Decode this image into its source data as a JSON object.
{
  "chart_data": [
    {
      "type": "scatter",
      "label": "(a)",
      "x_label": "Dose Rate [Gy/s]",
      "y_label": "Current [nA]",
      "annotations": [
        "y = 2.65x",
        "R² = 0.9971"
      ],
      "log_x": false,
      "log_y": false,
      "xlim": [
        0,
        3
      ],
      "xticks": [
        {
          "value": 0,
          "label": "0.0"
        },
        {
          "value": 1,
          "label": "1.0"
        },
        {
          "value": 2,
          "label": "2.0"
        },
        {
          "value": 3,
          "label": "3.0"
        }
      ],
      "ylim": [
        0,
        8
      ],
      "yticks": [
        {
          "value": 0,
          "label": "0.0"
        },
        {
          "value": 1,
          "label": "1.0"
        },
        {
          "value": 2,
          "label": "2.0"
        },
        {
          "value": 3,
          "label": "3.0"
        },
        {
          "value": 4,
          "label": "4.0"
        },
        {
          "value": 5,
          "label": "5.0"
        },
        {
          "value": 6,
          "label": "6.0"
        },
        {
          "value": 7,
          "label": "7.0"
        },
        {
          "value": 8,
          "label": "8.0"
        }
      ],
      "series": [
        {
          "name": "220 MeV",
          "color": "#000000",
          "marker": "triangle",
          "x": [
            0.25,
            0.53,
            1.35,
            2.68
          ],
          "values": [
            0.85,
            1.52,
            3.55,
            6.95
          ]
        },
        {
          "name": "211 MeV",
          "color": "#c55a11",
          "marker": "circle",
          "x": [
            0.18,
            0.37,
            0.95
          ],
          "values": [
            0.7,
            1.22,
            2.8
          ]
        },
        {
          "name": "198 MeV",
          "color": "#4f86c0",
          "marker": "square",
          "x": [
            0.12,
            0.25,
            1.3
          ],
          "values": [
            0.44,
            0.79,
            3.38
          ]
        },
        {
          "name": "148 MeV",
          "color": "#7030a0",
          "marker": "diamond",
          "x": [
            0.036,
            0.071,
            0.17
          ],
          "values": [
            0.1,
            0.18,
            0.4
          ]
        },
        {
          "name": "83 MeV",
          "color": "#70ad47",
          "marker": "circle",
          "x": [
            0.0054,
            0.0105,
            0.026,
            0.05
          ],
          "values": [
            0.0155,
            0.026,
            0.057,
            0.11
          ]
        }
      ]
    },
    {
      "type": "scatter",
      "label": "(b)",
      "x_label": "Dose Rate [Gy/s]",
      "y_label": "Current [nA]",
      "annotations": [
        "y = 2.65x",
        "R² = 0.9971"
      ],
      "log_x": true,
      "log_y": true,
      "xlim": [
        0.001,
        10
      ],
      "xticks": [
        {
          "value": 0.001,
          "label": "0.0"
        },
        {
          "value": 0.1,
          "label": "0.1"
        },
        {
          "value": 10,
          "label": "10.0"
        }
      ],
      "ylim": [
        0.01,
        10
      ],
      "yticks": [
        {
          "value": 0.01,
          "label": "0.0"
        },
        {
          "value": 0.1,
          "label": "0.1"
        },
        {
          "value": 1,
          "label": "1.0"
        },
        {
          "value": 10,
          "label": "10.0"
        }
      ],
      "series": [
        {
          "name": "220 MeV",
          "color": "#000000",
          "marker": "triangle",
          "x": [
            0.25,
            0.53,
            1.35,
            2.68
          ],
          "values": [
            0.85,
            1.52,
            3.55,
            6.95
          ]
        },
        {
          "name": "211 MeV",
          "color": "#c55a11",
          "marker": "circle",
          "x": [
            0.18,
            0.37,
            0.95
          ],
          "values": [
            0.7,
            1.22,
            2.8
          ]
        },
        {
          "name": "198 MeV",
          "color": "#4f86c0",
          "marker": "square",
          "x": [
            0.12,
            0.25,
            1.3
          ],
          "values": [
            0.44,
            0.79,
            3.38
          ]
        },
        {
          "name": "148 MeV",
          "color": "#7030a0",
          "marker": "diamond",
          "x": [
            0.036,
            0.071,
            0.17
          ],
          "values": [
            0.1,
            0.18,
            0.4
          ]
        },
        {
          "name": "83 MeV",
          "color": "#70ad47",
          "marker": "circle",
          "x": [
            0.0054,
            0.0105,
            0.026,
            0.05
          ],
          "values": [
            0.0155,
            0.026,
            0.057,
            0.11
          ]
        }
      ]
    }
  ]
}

» Task statement
Every record above should be copied exactly.

» Correct output
Decode this image into its source data as a JSON object.
{
  "chart_data": [
    {
      "type": "scatter",
      "label": "(a)",
      "x_label": "Dose Rate [Gy/s]",
      "y_label": "Current [nA]",
      "annotations": [
        "y = 2.65x",
        "R² = 0.9971"
      ],
      "log_x": false,
      "log_y": false,
      "xlim": [
        0,
        3
      ],
      "xticks": [
        {
          "value": 0,
          "label": "0.0"
        },
        {
          "value": 1,
          "label": "1.0"
        },
        {
          "value": 2,
          "label": "2.0"
        },
        {
          "value": 3,
          "label": "3.0"
        }
      ],
      "ylim": [
        0,
        8
      ],
      "yticks": [
        {
          "value": 0,
          "label": "0.0"
        },
        {
          "value": 1,
          "label": "1.0"
        },
        {
          "value": 2,
          "label": "2.0"
        },
        {
          "value": 3,
          "label": "3.0"
        },
        {
          "value": 4,
          "label": "4.0"
        },
        {
          "value": 5,
          "label": "5.0"
        },
        {
          "value": 6,
          "label": "6.0"
        },
        {
          "value": 7,
          "label": "7.0"
        },
        {
          "value": 8,
          "label": "8.0"
        }
      ],
      "series": [
        {
          "name": "220 MeV",
          "color": "#000000",
          "marker": "triangle",
          "x": [
            0.25,
            0.53,
            1.35,
            2.68
          ],
          "values": [
            0.85,
            1.52,
            3.55,
            6.95
          ]
        },
        {
          "name": "211 MeV",
          "color": "#c55a11",
          "marker": "circle",
          "x": [
            0.18,
            0.37,
            0.95
          ],
          "values": [
            0.7,
            1.22,
            2.8
          ]
        },
        {
          "name": "198 MeV",
          "color": "#4f86c0",
          "marker": "square",
          "x": [
            0.12,
            0.25,
            1.3
          ],
          "values": [
            0.44,
            0.79,
            3.38
          ]
        },
        {
          "name": "148 MeV",
          "color": "#7030a0",
          "marker": "diamond",
          "x": [
            0.036,
            0.071,
            0.17
          ],
          "values": [
            0.1,
            0.18,
            0.4
          ]
        },
        {
          "name": "83 MeV",
          "color": "#70ad47",
          "marker": "circle",
          "x": [
            0.0054,
            0.0105,
            0.026,
            0.05
          ],
          "values": [
            0.0155,
            0.026,
            0.057,
            0.11
          ]
        }
      ]
    },
    {
      "type": "scatter",
      "label": "(b)",
      "x_label": "Dose Rate [Gy/s]",
      "y_label": "Current [nA]",
      "annotations": [
        "y = 2.65x",
        "R² = 0.9971"
      ],
      "log_x": true,
      "log_y": true,
      "xlim": [
        0.001,
        10
      ],
      "xticks": [
        {
          "value": 0.001,
          "label": "0.0"
        },
        {
          "value": 0.1,
          "label": "0.1"
        },
        {
          "value": 10,
          "label": "10.0"
        }
      ],
      "ylim": [
        0.01,
        10
      ],
      "yticks": [
        {
          "value": 0.01,
          "label": "0.0"
        },
        {
          "value": 0.1,
          "label": "0.1"
        },
        {
          "value": 1,
          "label": "1.0"
        },
        {
          "value": 10,
          "label": "10.0"
        }
      ],
      "series": [
        {
          "name": "220 MeV",
          "color": "#000000",
          "marker": "triangle",
          "x": [
            0.25,
            0.53,
            1.35,
            2.68
          ],
          "values": [
            0.85,
            1.52,
            3.55,
            6.95
          ]
        },
        {
          "name": "211 MeV",
          "color": "#c55a11",
          "marker": "circle",
          "x": [
            0.18,
            0.37,
            0.95
          ],
          "values": [
            0.7,
            1.22,
            2.8
          ]
        },
        {
          "name": "198 MeV",
          "color": "#4f86c0",
          "marker": "square",
          "x": [
            0.12,
            0.25,
            1.3
          ],
          "values": [
            0.44,
            0.79,
            3.38
          ]
        },
        {
          "name": "148 MeV",
          "color": "#7030a0",
          "marker": "diamond",
          "x": [
            0.036,
            0.071,
            0.17
          ],
          "values": [
            0.1,
            0.18,
            0.4
          ]
        },
        {
          "name": "83 MeV",
          "color": "#70ad47",
          "marker": "circle",
          "x": [
            0.0054,
            0.0105,
            0.026,
            0.05
          ],
          "values": [
            0.0155,
            0.026,
            0.057,
            0.11
          ]
        }
      ]
    }
  ]
}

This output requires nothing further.